• [Raw records]:
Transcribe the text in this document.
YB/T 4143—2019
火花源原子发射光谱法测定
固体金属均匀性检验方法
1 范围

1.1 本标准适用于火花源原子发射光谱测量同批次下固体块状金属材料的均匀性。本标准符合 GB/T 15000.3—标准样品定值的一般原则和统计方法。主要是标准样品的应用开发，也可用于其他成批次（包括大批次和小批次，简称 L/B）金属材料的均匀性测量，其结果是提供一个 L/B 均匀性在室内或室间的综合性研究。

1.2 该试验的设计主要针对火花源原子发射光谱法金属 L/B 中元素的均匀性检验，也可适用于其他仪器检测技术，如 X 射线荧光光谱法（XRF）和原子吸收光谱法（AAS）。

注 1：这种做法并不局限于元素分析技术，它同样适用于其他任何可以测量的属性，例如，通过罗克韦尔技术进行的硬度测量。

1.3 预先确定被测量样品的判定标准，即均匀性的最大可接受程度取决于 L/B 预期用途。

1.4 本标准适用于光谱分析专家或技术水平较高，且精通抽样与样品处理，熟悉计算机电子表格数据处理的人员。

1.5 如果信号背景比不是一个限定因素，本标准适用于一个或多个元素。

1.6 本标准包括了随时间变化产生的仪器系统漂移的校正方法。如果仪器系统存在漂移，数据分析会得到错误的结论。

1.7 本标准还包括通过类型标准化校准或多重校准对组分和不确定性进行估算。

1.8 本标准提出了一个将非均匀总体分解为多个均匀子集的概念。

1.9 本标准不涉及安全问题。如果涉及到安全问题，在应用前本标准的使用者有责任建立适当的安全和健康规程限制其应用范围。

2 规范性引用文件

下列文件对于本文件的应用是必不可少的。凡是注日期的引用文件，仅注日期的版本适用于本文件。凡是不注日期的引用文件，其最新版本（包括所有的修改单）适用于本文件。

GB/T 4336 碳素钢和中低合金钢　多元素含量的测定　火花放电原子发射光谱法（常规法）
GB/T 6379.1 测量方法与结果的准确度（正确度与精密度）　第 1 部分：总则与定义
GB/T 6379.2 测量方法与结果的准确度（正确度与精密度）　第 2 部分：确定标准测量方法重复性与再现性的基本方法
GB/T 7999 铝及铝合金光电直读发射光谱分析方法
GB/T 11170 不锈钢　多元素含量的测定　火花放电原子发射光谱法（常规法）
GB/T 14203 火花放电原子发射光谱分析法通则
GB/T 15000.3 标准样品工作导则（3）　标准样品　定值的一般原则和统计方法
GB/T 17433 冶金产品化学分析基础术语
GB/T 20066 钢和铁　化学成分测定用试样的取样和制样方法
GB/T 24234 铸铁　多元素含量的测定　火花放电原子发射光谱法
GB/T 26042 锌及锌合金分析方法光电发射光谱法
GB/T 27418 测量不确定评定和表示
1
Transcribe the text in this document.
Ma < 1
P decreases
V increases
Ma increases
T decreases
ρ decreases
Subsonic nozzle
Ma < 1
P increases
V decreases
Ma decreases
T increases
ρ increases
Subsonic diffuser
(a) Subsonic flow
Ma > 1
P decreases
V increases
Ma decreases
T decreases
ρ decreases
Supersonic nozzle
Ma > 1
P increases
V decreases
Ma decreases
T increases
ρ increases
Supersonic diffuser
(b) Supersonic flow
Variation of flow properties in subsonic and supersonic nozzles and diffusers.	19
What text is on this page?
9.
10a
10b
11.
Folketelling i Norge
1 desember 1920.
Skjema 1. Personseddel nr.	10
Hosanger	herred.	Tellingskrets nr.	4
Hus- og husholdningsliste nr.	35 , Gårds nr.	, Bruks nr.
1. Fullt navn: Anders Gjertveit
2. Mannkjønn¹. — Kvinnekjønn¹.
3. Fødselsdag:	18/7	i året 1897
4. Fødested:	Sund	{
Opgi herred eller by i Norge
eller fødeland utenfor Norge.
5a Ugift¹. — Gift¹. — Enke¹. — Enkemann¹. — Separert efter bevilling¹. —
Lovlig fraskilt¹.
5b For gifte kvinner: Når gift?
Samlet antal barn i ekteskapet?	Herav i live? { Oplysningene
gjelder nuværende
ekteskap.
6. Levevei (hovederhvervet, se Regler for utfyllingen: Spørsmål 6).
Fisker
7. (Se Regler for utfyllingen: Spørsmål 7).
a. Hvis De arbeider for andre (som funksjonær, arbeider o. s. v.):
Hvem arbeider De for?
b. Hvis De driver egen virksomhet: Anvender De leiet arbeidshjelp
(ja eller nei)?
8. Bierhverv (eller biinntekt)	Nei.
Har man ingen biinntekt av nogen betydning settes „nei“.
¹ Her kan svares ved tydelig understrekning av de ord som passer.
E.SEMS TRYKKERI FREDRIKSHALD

• [The exercise]: Check every line for "Norge" and show the ones that have it.

• [Response to this exercise]:
Folketelling i Norge
Opgi herred eller by i Norge
eller fødeland utenfor Norge.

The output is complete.